---------- Task inputs ----------

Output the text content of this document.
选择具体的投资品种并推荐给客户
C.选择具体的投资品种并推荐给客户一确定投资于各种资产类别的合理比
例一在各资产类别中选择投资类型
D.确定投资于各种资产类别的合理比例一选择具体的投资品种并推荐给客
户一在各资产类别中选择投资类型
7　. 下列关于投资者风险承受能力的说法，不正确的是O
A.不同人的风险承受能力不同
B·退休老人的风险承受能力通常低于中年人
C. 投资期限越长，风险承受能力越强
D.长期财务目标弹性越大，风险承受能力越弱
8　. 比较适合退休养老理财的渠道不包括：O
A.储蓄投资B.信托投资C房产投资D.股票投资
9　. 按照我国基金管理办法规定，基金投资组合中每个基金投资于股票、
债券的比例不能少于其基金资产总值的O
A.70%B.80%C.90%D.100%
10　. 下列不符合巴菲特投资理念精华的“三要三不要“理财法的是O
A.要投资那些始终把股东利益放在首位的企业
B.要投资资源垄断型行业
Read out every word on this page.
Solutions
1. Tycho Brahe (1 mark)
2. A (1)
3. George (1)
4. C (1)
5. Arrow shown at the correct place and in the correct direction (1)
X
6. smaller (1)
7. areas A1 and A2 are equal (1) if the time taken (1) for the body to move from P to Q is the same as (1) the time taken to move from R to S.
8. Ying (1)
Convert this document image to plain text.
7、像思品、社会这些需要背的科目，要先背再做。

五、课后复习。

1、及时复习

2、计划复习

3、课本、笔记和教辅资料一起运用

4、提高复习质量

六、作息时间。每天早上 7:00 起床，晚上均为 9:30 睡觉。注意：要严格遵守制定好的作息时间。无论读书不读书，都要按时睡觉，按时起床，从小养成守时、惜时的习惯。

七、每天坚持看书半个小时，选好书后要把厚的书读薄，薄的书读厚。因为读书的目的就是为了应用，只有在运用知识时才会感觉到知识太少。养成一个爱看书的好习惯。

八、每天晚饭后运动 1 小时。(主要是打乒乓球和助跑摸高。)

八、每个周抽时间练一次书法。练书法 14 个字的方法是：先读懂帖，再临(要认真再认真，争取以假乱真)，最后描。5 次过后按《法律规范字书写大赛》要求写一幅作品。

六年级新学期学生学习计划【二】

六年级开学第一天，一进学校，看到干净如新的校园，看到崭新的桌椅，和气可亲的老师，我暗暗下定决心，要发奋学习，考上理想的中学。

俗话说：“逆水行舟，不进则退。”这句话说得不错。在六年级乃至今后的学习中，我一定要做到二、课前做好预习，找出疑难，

----------

→ **Brief**
Each line from the one containing "Convert this document image to plain text." to the end of the records should be echoed exactly, and no other line.

→ **Exercise solution**
Convert this document image to plain text.
7、像思品、社会这些需要背的科目，要先背再做。

五、课后复习。

1、及时复习

2、计划复习

3、课本、笔记和教辅资料一起运用

4、提高复习质量

六、作息时间。每天早上 7:00 起床，晚上均为 9:30 睡觉。注意：要严格遵守制定好的作息时间。无论读书不读书，都要按时睡觉，按时起床，从小养成守时、惜时的习惯。

七、每天坚持看书半个小时，选好书后要把厚的书读薄，薄的书读厚。因为读书的目的就是为了应用，只有在运用知识时才会感觉到知识太少。养成一个爱看书的好习惯。

八、每天晚饭后运动 1 小时。(主要是打乒乓球和助跑摸高。)

八、每个周抽时间练一次书法。练书法 14 个字的方法是：先读懂帖，再临(要认真再认真，争取以假乱真)，最后描。5 次过后按《法律规范字书写大赛》要求写一幅作品。

六年级新学期学生学习计划【二】

六年级开学第一天，一进学校，看到干净如新的校园，看到崭新的桌椅，和气可亲的老师，我暗暗下定决心，要发奋学习，考上理想的中学。

俗话说：“逆水行舟，不进则退。”这句话说得不错。在六年级乃至今后的学习中，我一定要做到二、课前做好预习，找出疑难，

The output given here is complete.